Listings of regions and labels:
Begin

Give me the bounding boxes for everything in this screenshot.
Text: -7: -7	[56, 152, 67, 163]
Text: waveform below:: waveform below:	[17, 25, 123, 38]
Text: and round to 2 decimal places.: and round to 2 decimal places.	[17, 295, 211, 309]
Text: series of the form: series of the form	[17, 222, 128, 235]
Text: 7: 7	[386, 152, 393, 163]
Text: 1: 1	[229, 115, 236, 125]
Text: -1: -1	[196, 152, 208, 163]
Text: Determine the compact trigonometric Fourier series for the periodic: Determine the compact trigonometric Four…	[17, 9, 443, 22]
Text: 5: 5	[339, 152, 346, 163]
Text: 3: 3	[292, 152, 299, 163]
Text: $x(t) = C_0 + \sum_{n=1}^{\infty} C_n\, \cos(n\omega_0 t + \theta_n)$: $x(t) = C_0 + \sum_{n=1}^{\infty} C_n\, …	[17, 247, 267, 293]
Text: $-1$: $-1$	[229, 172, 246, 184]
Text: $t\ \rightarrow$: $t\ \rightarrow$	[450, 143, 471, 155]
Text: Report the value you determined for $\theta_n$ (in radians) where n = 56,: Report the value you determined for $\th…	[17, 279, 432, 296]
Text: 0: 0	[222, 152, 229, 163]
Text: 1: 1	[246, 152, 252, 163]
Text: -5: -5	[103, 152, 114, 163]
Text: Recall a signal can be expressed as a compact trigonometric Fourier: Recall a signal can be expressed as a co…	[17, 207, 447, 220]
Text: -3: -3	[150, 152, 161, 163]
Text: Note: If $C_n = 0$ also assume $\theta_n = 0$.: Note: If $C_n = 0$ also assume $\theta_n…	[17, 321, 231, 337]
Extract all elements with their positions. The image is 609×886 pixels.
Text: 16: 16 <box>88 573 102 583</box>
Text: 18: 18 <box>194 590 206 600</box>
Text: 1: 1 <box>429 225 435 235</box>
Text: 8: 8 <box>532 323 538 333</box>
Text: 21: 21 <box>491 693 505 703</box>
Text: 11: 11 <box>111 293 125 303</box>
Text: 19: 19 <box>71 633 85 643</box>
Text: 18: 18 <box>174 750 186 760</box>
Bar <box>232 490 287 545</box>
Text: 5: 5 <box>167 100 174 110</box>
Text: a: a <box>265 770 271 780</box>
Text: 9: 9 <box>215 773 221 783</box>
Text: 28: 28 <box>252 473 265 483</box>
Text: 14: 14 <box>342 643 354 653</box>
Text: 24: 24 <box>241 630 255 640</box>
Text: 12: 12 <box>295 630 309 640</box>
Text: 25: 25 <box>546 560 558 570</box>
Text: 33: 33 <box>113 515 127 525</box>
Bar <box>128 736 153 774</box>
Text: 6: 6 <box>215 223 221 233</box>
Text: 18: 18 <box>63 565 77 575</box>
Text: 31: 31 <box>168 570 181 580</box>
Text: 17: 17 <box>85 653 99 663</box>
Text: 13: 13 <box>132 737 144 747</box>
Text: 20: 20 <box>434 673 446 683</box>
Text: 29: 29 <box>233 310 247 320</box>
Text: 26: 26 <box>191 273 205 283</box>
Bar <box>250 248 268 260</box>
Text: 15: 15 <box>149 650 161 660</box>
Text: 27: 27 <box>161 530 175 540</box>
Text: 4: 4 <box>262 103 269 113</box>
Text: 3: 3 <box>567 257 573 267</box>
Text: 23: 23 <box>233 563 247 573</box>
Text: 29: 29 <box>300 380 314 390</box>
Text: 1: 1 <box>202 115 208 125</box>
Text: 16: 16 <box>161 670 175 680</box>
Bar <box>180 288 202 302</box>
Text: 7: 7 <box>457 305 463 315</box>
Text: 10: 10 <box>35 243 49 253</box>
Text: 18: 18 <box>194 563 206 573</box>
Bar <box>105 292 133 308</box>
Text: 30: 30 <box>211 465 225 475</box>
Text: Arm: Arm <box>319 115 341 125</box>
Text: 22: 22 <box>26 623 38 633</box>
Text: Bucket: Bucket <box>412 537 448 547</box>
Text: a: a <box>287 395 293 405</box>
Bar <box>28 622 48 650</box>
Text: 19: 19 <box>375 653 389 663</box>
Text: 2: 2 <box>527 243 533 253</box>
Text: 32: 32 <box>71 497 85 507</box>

End

## WHAT YOU ARE ASKED TO DO:
Lay out every line of the listing above as a Markdown table with the columns "No." and "Entry", numbering the rows in order and leaving out any blank lines.

## ANSWER FOR THIS EXERCISE:
| No. | Entry |
|---|---|
| 1 | Give me the bounding boxes for everything in this screenshot. |
| 2 | Text: -7: -7	[56, 152, 67, 163] |
| 3 | Text: waveform below:: waveform below:	[17, 25, 123, 38] |
| 4 | Text: and round to 2 decimal places.: and round to 2 decimal places.	[17, 295, 211, 309] |
| 5 | Text: series of the form: series of the form	[17, 222, 128, 235] |
| 6 | Text: 7: 7	[386, 152, 393, 163] |
| 7 | Text: 1: 1	[229, 115, 236, 125] |
| 8 | Text: -1: -1	[196, 152, 208, 163] |
| 9 | Text: Determine the compact trigonometric Fourier series for the periodic: Determine the compact trigonometric Four…	[17, 9, 443, 22] |
| 10 | Text: 5: 5	[339, 152, 346, 163] |
| 11 | Text: 3: 3	[292, 152, 299, 163] |
| 12 | Text: $x(t) = C_0 + \sum_{n=1}^{\infty} C_n\, \cos(n\omega_0 t + \theta_n)$: $x(t) = C_0 + \sum_{n=1}^{\infty} C_n\, …	[17, 247, 267, 293] |
| 13 | Text: $-1$: $-1$	[229, 172, 246, 184] |
| 14 | Text: $t\ \rightarrow$: $t\ \rightarrow$	[450, 143, 471, 155] |
| 15 | Text: Report the value you determined for $\theta_n$ (in radians) where n = 56,: Report the value you determined for $\th…	[17, 279, 432, 296] |
| 16 | Text: 0: 0	[222, 152, 229, 163] |
| 17 | Text: 1: 1	[246, 152, 252, 163] |
| 18 | Text: -5: -5	[103, 152, 114, 163] |
| 19 | Text: Recall a signal can be expressed as a compact trigonometric Fourier: Recall a signal can be expressed as a co…	[17, 207, 447, 220] |
| 20 | Text: -3: -3	[150, 152, 161, 163] |
| 21 | Text: Note: If $C_n = 0$ also assume $\theta_n = 0$.: Note: If $C_n = 0$ also assume $\theta_n…	[17, 321, 231, 337] |
| 22 | Extract all elements with their positions. The image is 609×886 pixels. |
| 23 | Text: 16: 16 <box>88 573 102 583</box> |
| 24 | Text: 18: 18 <box>194 590 206 600</box> |
| 25 | Text: 1: 1 <box>429 225 435 235</box> |
| 26 | Text: 8: 8 <box>532 323 538 333</box> |
| 27 | Text: 21: 21 <box>491 693 505 703</box> |
| 28 | Text: 11: 11 <box>111 293 125 303</box> |
| 29 | Text: 19: 19 <box>71 633 85 643</box> |
| 30 | Text: 18: 18 <box>174 750 186 760</box> |
| 31 | Bar <box>232 490 287 545</box> |
| 32 | Text: 5: 5 <box>167 100 174 110</box> |
| 33 | Text: a: a <box>265 770 271 780</box> |
| 34 | Text: 9: 9 <box>215 773 221 783</box> |
| 35 | Text: 28: 28 <box>252 473 265 483</box> |
| 36 | Text: 14: 14 <box>342 643 354 653</box> |
| 37 | Text: 24: 24 <box>241 630 255 640</box> |
| 38 | Text: 12: 12 <box>295 630 309 640</box> |
| 39 | Text: 25: 25 <box>546 560 558 570</box> |
| 40 | Text: 33: 33 <box>113 515 127 525</box> |
| 41 | Bar <box>128 736 153 774</box> |
| 42 | Text: 6: 6 <box>215 223 221 233</box> |
| 43 | Text: 18: 18 <box>63 565 77 575</box> |
| 44 | Text: 31: 31 <box>168 570 181 580</box> |
| 45 | Text: 17: 17 <box>85 653 99 663</box> |
| 46 | Text: 13: 13 <box>132 737 144 747</box> |
| 47 | Text: 20: 20 <box>434 673 446 683</box> |
| 48 | Text: 29: 29 <box>233 310 247 320</box> |
| 49 | Text: 26: 26 <box>191 273 205 283</box> |
| 50 | Bar <box>250 248 268 260</box> |
| 51 | Text: 15: 15 <box>149 650 161 660</box> |
| 52 | Text: 27: 27 <box>161 530 175 540</box> |
| 53 | Text: 4: 4 <box>262 103 269 113</box> |
| 54 | Text: 3: 3 <box>567 257 573 267</box> |
| 55 | Text: 23: 23 <box>233 563 247 573</box> |
| 56 | Text: 29: 29 <box>300 380 314 390</box> |
| 57 | Text: 1: 1 <box>202 115 208 125</box> |
| 58 | Text: 16: 16 <box>161 670 175 680</box> |
| 59 | Bar <box>180 288 202 302</box> |
| 60 | Text: 7: 7 <box>457 305 463 315</box> |
| 61 | Text: 10: 10 <box>35 243 49 253</box> |
| 62 | Text: 18: 18 <box>194 563 206 573</box> |
| 63 | Bar <box>105 292 133 308</box> |
| 64 | Text: 30: 30 <box>211 465 225 475</box> |
| 65 | Text: Arm: Arm <box>319 115 341 125</box> |
| 66 | Text: 22: 22 <box>26 623 38 633</box> |
| 67 | Text: Bucket: Bucket <box>412 537 448 547</box> |
| 68 | Text: a: a <box>287 395 293 405</box> |
| 69 | Bar <box>28 622 48 650</box> |
| 70 | Text: 19: 19 <box>375 653 389 663</box> |
| 71 | Text: 2: 2 <box>527 243 533 253</box> |
| 72 | Text: 32: 32 <box>71 497 85 507</box> |